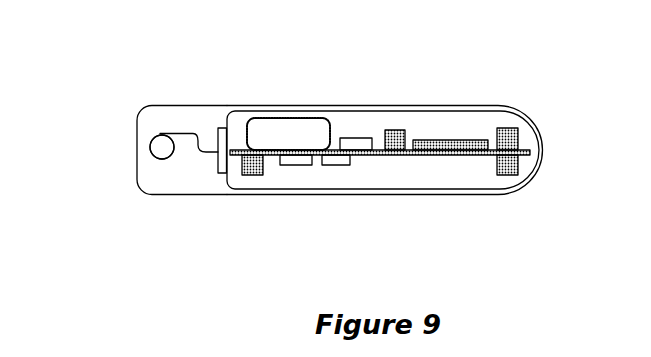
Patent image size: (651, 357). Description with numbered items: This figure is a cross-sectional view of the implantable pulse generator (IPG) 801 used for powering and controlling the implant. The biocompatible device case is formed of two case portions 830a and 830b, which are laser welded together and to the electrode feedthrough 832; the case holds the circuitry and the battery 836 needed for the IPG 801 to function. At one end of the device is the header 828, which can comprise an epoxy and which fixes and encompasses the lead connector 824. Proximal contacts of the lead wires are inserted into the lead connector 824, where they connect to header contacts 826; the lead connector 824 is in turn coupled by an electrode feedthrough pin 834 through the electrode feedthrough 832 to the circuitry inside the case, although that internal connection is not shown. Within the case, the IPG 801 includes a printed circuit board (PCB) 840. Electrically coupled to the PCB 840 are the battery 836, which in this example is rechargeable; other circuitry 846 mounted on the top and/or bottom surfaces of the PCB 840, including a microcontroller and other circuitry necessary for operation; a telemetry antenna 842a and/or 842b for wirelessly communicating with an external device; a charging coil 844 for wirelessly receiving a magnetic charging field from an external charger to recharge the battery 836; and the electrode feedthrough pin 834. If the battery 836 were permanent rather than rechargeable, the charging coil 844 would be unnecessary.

The implantable pulse generator 801 is at (205, 50).
The lead connector 824 is at (153, 137).
The header contacts 826 is at (114, 145).
The header 828 is at (178, 106).
The case portion 830a is at (530, 113).
The case portion 830b is at (533, 183).
The electrode feedthrough 832 is at (222, 173).
The electrode feedthrough pin 834 is at (197, 128).
The battery 836 is at (288, 134).
The printed circuit board 840 is at (368, 154).
The telemetry antenna 842a is at (395, 130).
The telemetry antenna 842b is at (455, 140).
The charging coil 844 is at (248, 175).
The other circuitry 846 is at (366, 140).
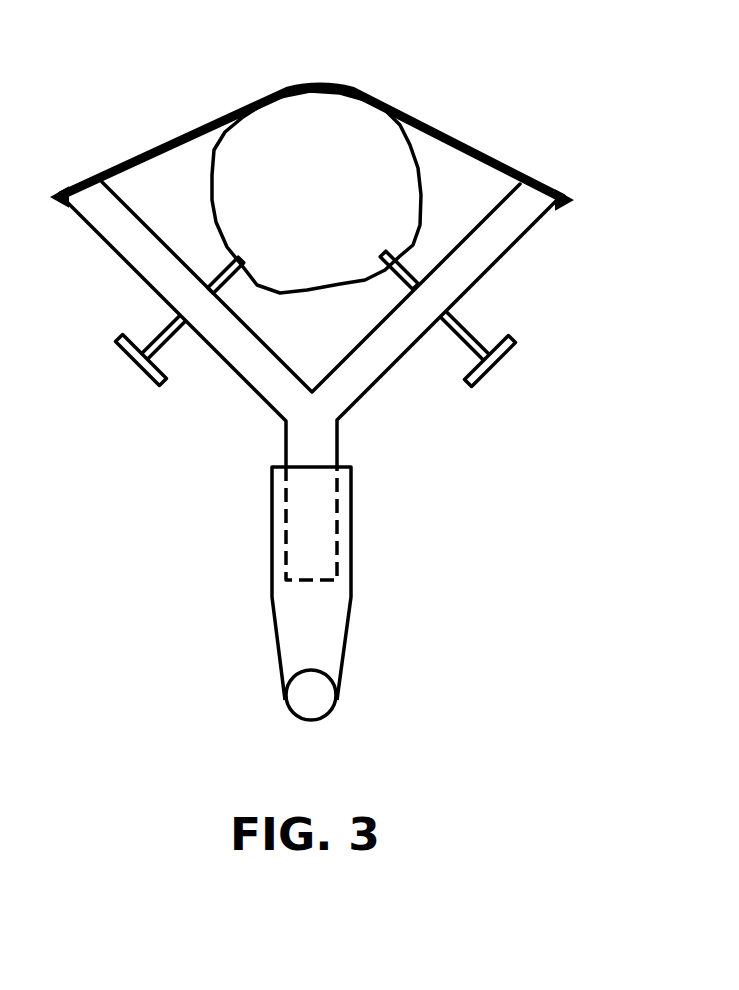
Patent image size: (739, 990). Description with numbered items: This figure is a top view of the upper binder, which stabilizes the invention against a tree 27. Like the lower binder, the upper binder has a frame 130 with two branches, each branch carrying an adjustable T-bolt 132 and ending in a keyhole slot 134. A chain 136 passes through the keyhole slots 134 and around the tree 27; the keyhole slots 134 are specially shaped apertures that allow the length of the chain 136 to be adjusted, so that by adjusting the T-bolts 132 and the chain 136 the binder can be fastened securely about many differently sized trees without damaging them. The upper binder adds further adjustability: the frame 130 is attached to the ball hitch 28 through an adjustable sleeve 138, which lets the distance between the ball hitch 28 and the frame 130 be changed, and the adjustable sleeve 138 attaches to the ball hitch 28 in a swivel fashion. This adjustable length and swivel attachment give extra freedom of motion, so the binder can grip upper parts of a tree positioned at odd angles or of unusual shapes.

The tree 27 is at (316, 192).
The ball hitch 28 is at (339, 696).
The frame 130 is at (512, 246).
The T-bolts 132 is at (131, 369).
The keyhole slots 134 is at (89, 186).
The chain 136 is at (167, 146).
The adjustable sleeve 138 is at (354, 555).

**DO THIS:**
Convert the lines of the material into a Markdown table with the columns Row and Text, numbering each line in sequence and omitting blank lines. Begin at the line that contains "Patent image size: (739, 990)." and continue through the end of the material, including both ends.

**TASK RESULT:**
| Row | Text |
|---|---|
| 1 | Patent image size: (739, 990). Description with numbered items: This figure is a top view of the upper binder, which stabilizes the invention against a tree 27. Like the lower binder, the upper binder has a frame 130 with two branches, each branch carrying an adjustable T-bolt 132 and ending in a keyhole slot 134. A chain 136 passes through the keyhole slots 134 and around the tree 27; the keyhole slots 134 are specially shaped apertures that allow the length of the chain 136 to be adjusted, so that by adjusting the T-bolts 132 and the chain 136 the binder can be fastened securely about many differently sized trees without damaging them. The upper binder adds further adjustability: the frame 130 is attached to the ball hitch 28 through an adjustable sleeve 138, which lets the distance between the ball hitch 28 and the frame 130 be changed, and the adjustable sleeve 138 attaches to the ball hitch 28 in a swivel fashion. This adjustable length and swivel attachment give extra freedom of motion, so the binder can grip upper parts of a tree positioned at odd angles or of unusual shapes. |
| 2 | The tree 27 is at (316, 192). |
| 3 | The ball hitch 28 is at (339, 696). |
| 4 | The frame 130 is at (512, 246). |
| 5 | The T-bolts 132 is at (131, 369). |
| 6 | The keyhole slots 134 is at (89, 186). |
| 7 | The chain 136 is at (167, 146). |
| 8 | The adjustable sleeve 138 is at (354, 555). |